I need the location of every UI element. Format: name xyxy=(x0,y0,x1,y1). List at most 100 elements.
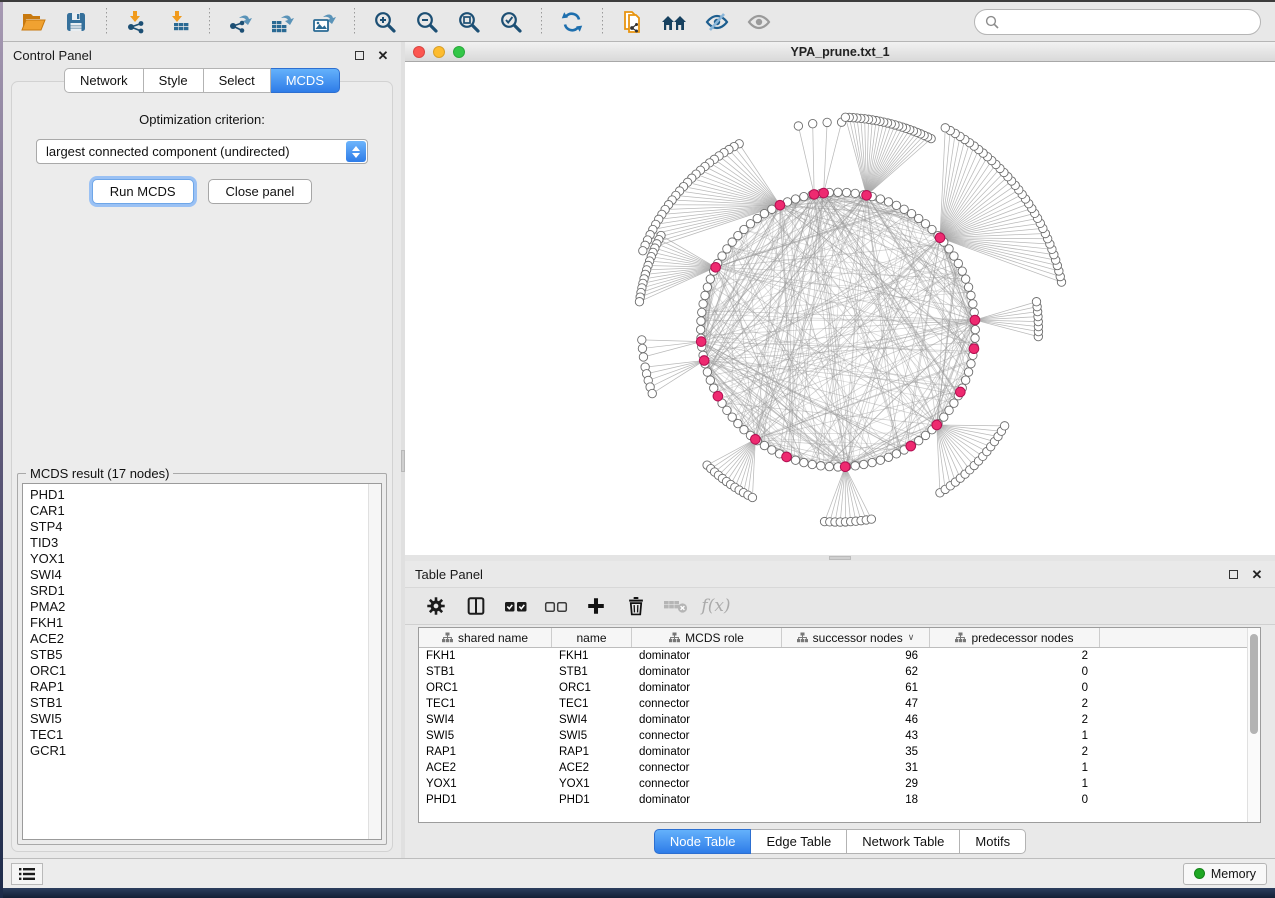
window-maximize-icon[interactable] xyxy=(453,46,465,58)
table-cell[interactable]: 0 xyxy=(930,666,1100,678)
save-session-icon[interactable] xyxy=(59,7,93,37)
add-column-icon[interactable] xyxy=(581,593,611,619)
tab-node-table[interactable]: Node Table xyxy=(654,829,752,854)
show-all-icon[interactable] xyxy=(742,7,776,37)
graph-mcds-node[interactable] xyxy=(699,356,709,366)
table-cell[interactable]: RAP1 xyxy=(419,746,552,758)
graph-mcds-node[interactable] xyxy=(906,441,916,451)
table-cell[interactable]: dominator xyxy=(632,650,782,662)
table-row[interactable]: ACE2ACE2connector311 xyxy=(419,760,1247,776)
table-cell[interactable]: dominator xyxy=(632,666,782,678)
mcds-result-node[interactable]: SRD1 xyxy=(30,583,368,599)
close-panel-button[interactable]: Close panel xyxy=(208,179,313,204)
table-row[interactable]: PHD1PHD1dominator180 xyxy=(419,792,1247,808)
table-cell[interactable]: dominator xyxy=(632,794,782,806)
delete-column-icon[interactable] xyxy=(621,593,651,619)
tab-style[interactable]: Style xyxy=(144,68,204,93)
graph-mcds-node[interactable] xyxy=(751,434,761,444)
table-cell[interactable]: SWI4 xyxy=(552,714,632,726)
horizontal-splitter[interactable] xyxy=(405,555,1275,561)
vertical-splitter-handle[interactable] xyxy=(401,450,405,472)
table-cell[interactable]: SWI5 xyxy=(419,730,552,742)
mcds-result-node[interactable]: SWI5 xyxy=(30,711,368,727)
first-neighbors-icon[interactable] xyxy=(658,7,692,37)
table-cell[interactable]: 1 xyxy=(930,730,1100,742)
table-cell[interactable]: FKH1 xyxy=(552,650,632,662)
mcds-result-node[interactable]: CAR1 xyxy=(30,503,368,519)
table-cell[interactable]: 61 xyxy=(782,682,930,694)
graph-mcds-node[interactable] xyxy=(969,344,979,354)
mcds-result-scrollbar[interactable] xyxy=(368,484,381,839)
mcds-result-node[interactable]: ACE2 xyxy=(30,631,368,647)
graph-mcds-node[interactable] xyxy=(935,233,945,243)
graph-mcds-node[interactable] xyxy=(809,190,819,200)
mcds-result-node[interactable]: TEC1 xyxy=(30,727,368,743)
mcds-result-node[interactable]: FKH1 xyxy=(30,615,368,631)
mcds-result-node[interactable]: PMA2 xyxy=(30,599,368,615)
table-cell[interactable]: dominator xyxy=(632,746,782,758)
graph-mcds-node[interactable] xyxy=(862,190,872,200)
graph-mcds-node[interactable] xyxy=(840,462,850,472)
zoom-out-icon[interactable] xyxy=(410,7,444,37)
table-cell[interactable]: connector xyxy=(632,762,782,774)
memory-button[interactable]: Memory xyxy=(1183,863,1267,885)
graph-mcds-node[interactable] xyxy=(775,200,785,210)
hide-selected-icon[interactable] xyxy=(700,7,734,37)
mcds-result-node[interactable]: YOX1 xyxy=(30,551,368,567)
task-history-button[interactable] xyxy=(11,863,43,885)
table-cell[interactable]: 2 xyxy=(930,746,1100,758)
table-row[interactable]: YOX1YOX1connector291 xyxy=(419,776,1247,792)
deselect-all-checkbox-icon[interactable] xyxy=(541,593,571,619)
table-cell[interactable]: 2 xyxy=(930,650,1100,662)
export-table-icon[interactable] xyxy=(265,7,299,37)
column-header-successor-nodes[interactable]: successor nodes∨ xyxy=(782,628,930,647)
table-cell[interactable]: ORC1 xyxy=(419,682,552,694)
table-row[interactable]: TEC1TEC1connector472 xyxy=(419,696,1247,712)
table-cell[interactable]: 35 xyxy=(782,746,930,758)
table-cell[interactable]: 1 xyxy=(930,778,1100,790)
table-row[interactable]: SWI4SWI4dominator462 xyxy=(419,712,1247,728)
table-cell[interactable]: connector xyxy=(632,698,782,710)
table-cell[interactable]: TEC1 xyxy=(552,698,632,710)
table-cell[interactable]: 29 xyxy=(782,778,930,790)
column-header-name[interactable]: name xyxy=(552,628,632,647)
graph-mcds-node[interactable] xyxy=(711,262,721,272)
zoom-selected-icon[interactable] xyxy=(494,7,528,37)
tab-select[interactable]: Select xyxy=(204,68,271,93)
table-row[interactable]: ORC1ORC1dominator610 xyxy=(419,680,1247,696)
mcds-result-node[interactable]: TID3 xyxy=(30,535,368,551)
network-graph[interactable] xyxy=(405,62,1275,556)
tab-network-table[interactable]: Network Table xyxy=(847,829,960,854)
table-cell[interactable]: STB1 xyxy=(552,666,632,678)
table-cell[interactable]: SWI4 xyxy=(419,714,552,726)
table-cell[interactable]: dominator xyxy=(632,714,782,726)
mcds-result-node[interactable]: RAP1 xyxy=(30,679,368,695)
open-session-icon[interactable] xyxy=(17,7,51,37)
graph-mcds-node[interactable] xyxy=(782,452,792,462)
zoom-fit-icon[interactable] xyxy=(452,7,486,37)
table-cell[interactable]: connector xyxy=(632,778,782,790)
column-header-MCDS-role[interactable]: MCDS role xyxy=(632,628,782,647)
window-minimize-icon[interactable] xyxy=(433,46,445,58)
table-cell[interactable]: FKH1 xyxy=(419,650,552,662)
zoom-in-icon[interactable] xyxy=(368,7,402,37)
table-row[interactable]: RAP1RAP1dominator352 xyxy=(419,744,1247,760)
table-cell[interactable]: ORC1 xyxy=(552,682,632,694)
graph-mcds-node[interactable] xyxy=(713,391,723,401)
optimization-criterion-select[interactable]: largest connected component (undirected) xyxy=(36,139,368,164)
mcds-result-node[interactable]: ORC1 xyxy=(30,663,368,679)
table-cell[interactable]: 1 xyxy=(930,762,1100,774)
column-header-shared-name[interactable]: shared name xyxy=(419,628,552,647)
table-cell[interactable]: RAP1 xyxy=(552,746,632,758)
import-network-icon[interactable] xyxy=(120,7,154,37)
graph-mcds-node[interactable] xyxy=(956,387,966,397)
table-cell[interactable]: TEC1 xyxy=(419,698,552,710)
table-cell[interactable]: PHD1 xyxy=(552,794,632,806)
mcds-result-node[interactable]: PHD1 xyxy=(30,487,368,503)
table-cell[interactable]: 18 xyxy=(782,794,930,806)
column-header-predecessor-nodes[interactable]: predecessor nodes xyxy=(930,628,1100,647)
close-table-panel-icon[interactable]: ✕ xyxy=(1249,566,1265,582)
table-scrollbar[interactable] xyxy=(1247,628,1260,822)
table-cell[interactable]: ACE2 xyxy=(552,762,632,774)
mcds-result-list[interactable]: PHD1CAR1STP4TID3YOX1SWI4SRD1PMA2FKH1ACE2… xyxy=(22,483,382,840)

────────────────

### GOAL
Set down the items above again, word for word, without the picture.

### RESPONSE FOR THIS EXERCISE
I need the location of every UI element. Format: name xyxy=(x0,y0,x1,y1). List at most 100 elements.
window-maximize-icon[interactable] xyxy=(453,46,465,58)
table-cell[interactable]: 0 xyxy=(930,666,1100,678)
save-session-icon[interactable] xyxy=(59,7,93,37)
add-column-icon[interactable] xyxy=(581,593,611,619)
tab-node-table[interactable]: Node Table xyxy=(654,829,752,854)
show-all-icon[interactable] xyxy=(742,7,776,37)
graph-mcds-node[interactable] xyxy=(699,356,709,366)
table-cell[interactable]: RAP1 xyxy=(419,746,552,758)
graph-mcds-node[interactable] xyxy=(906,441,916,451)
table-cell[interactable]: dominator xyxy=(632,650,782,662)
table-row[interactable]: ACE2ACE2connector311 xyxy=(419,760,1247,776)
table-cell[interactable]: dominator xyxy=(632,666,782,678)
mcds-result-node[interactable]: SRD1 xyxy=(30,583,368,599)
close-panel-button[interactable]: Close panel xyxy=(208,179,313,204)
table-row[interactable]: PHD1PHD1dominator180 xyxy=(419,792,1247,808)
table-cell[interactable]: dominator xyxy=(632,794,782,806)
delete-column-icon[interactable] xyxy=(621,593,651,619)
tab-style[interactable]: Style xyxy=(144,68,204,93)
graph-mcds-node[interactable] xyxy=(751,434,761,444)
table-cell[interactable]: SWI4 xyxy=(552,714,632,726)
horizontal-splitter[interactable] xyxy=(405,555,1275,561)
vertical-splitter-handle[interactable] xyxy=(401,450,405,472)
table-cell[interactable]: SWI5 xyxy=(419,730,552,742)
mcds-result-node[interactable]: SWI5 xyxy=(30,711,368,727)
first-neighbors-icon[interactable] xyxy=(658,7,692,37)
table-cell[interactable]: 1 xyxy=(930,730,1100,742)
table-cell[interactable]: FKH1 xyxy=(552,650,632,662)
mcds-result-node[interactable]: CAR1 xyxy=(30,503,368,519)
table-cell[interactable]: 61 xyxy=(782,682,930,694)
graph-mcds-node[interactable] xyxy=(969,344,979,354)
mcds-result-scrollbar[interactable] xyxy=(368,484,381,839)
mcds-result-node[interactable]: ACE2 xyxy=(30,631,368,647)
graph-mcds-node[interactable] xyxy=(935,233,945,243)
graph-mcds-node[interactable] xyxy=(809,190,819,200)
mcds-result-node[interactable]: TEC1 xyxy=(30,727,368,743)
mcds-result-node[interactable]: FKH1 xyxy=(30,615,368,631)
mcds-result-node[interactable]: PMA2 xyxy=(30,599,368,615)
table-cell[interactable]: dominator xyxy=(632,746,782,758)
graph-mcds-node[interactable] xyxy=(862,190,872,200)
graph-mcds-node[interactable] xyxy=(840,462,850,472)
zoom-out-icon[interactable] xyxy=(410,7,444,37)
table-cell[interactable]: connector xyxy=(632,762,782,774)
memory-button[interactable]: Memory xyxy=(1183,863,1267,885)
graph-mcds-node[interactable] xyxy=(775,200,785,210)
hide-selected-icon[interactable] xyxy=(700,7,734,37)
mcds-result-node[interactable]: YOX1 xyxy=(30,551,368,567)
task-history-button[interactable] xyxy=(11,863,43,885)
table-cell[interactable]: 2 xyxy=(930,746,1100,758)
table-row[interactable]: YOX1YOX1connector291 xyxy=(419,776,1247,792)
deselect-all-checkbox-icon[interactable] xyxy=(541,593,571,619)
table-cell[interactable]: 2 xyxy=(930,650,1100,662)
export-table-icon[interactable] xyxy=(265,7,299,37)
column-header-successor-nodes[interactable]: successor nodes∨ xyxy=(782,628,930,647)
table-cell[interactable]: ORC1 xyxy=(419,682,552,694)
table-row[interactable]: TEC1TEC1connector472 xyxy=(419,696,1247,712)
table-cell[interactable]: 35 xyxy=(782,746,930,758)
table-cell[interactable]: 1 xyxy=(930,778,1100,790)
table-row[interactable]: SWI4SWI4dominator462 xyxy=(419,712,1247,728)
table-cell[interactable]: connector xyxy=(632,698,782,710)
table-cell[interactable]: TEC1 xyxy=(552,698,632,710)
table-cell[interactable]: 29 xyxy=(782,778,930,790)
column-header-name[interactable]: name xyxy=(552,628,632,647)
graph-mcds-node[interactable] xyxy=(711,262,721,272)
zoom-selected-icon[interactable] xyxy=(494,7,528,37)
tab-select[interactable]: Select xyxy=(204,68,271,93)
table-row[interactable]: ORC1ORC1dominator610 xyxy=(419,680,1247,696)
mcds-result-node[interactable]: TID3 xyxy=(30,535,368,551)
network-graph[interactable] xyxy=(405,62,1275,556)
tab-network-table[interactable]: Network Table xyxy=(847,829,960,854)
table-cell[interactable]: STB1 xyxy=(552,666,632,678)
table-cell[interactable]: SWI4 xyxy=(419,714,552,726)
table-cell[interactable]: dominator xyxy=(632,714,782,726)
mcds-result-node[interactable]: RAP1 xyxy=(30,679,368,695)
open-session-icon[interactable] xyxy=(17,7,51,37)
graph-mcds-node[interactable] xyxy=(782,452,792,462)
zoom-fit-icon[interactable] xyxy=(452,7,486,37)
table-cell[interactable]: connector xyxy=(632,778,782,790)
column-header-MCDS-role[interactable]: MCDS role xyxy=(632,628,782,647)
window-minimize-icon[interactable] xyxy=(433,46,445,58)
table-cell[interactable]: FKH1 xyxy=(419,650,552,662)
zoom-in-icon[interactable] xyxy=(368,7,402,37)
table-row[interactable]: RAP1RAP1dominator352 xyxy=(419,744,1247,760)
table-cell[interactable]: ORC1 xyxy=(552,682,632,694)
graph-mcds-node[interactable] xyxy=(713,391,723,401)
optimization-criterion-select[interactable]: largest connected component (undirected) xyxy=(36,139,368,164)
mcds-result-node[interactable]: ORC1 xyxy=(30,663,368,679)
table-cell[interactable]: 1 xyxy=(930,762,1100,774)
column-header-shared-name[interactable]: shared name xyxy=(419,628,552,647)
table-cell[interactable]: RAP1 xyxy=(552,746,632,758)
import-network-icon[interactable] xyxy=(120,7,154,37)
graph-mcds-node[interactable] xyxy=(956,387,966,397)
table-cell[interactable]: TEC1 xyxy=(419,698,552,710)
table-cell[interactable]: PHD1 xyxy=(552,794,632,806)
mcds-result-node[interactable]: PHD1 xyxy=(30,487,368,503)
table-cell[interactable]: 18 xyxy=(782,794,930,806)
column-header-predecessor-nodes[interactable]: predecessor nodes xyxy=(930,628,1100,647)
close-table-panel-icon[interactable]: ✕ xyxy=(1249,566,1265,582)
table-scrollbar[interactable] xyxy=(1247,628,1260,822)
table-cell[interactable]: ACE2 xyxy=(552,762,632,774)
mcds-result-list[interactable]: PHD1CAR1STP4TID3YOX1SWI4SRD1PMA2FKH1ACE2… xyxy=(22,483,382,840)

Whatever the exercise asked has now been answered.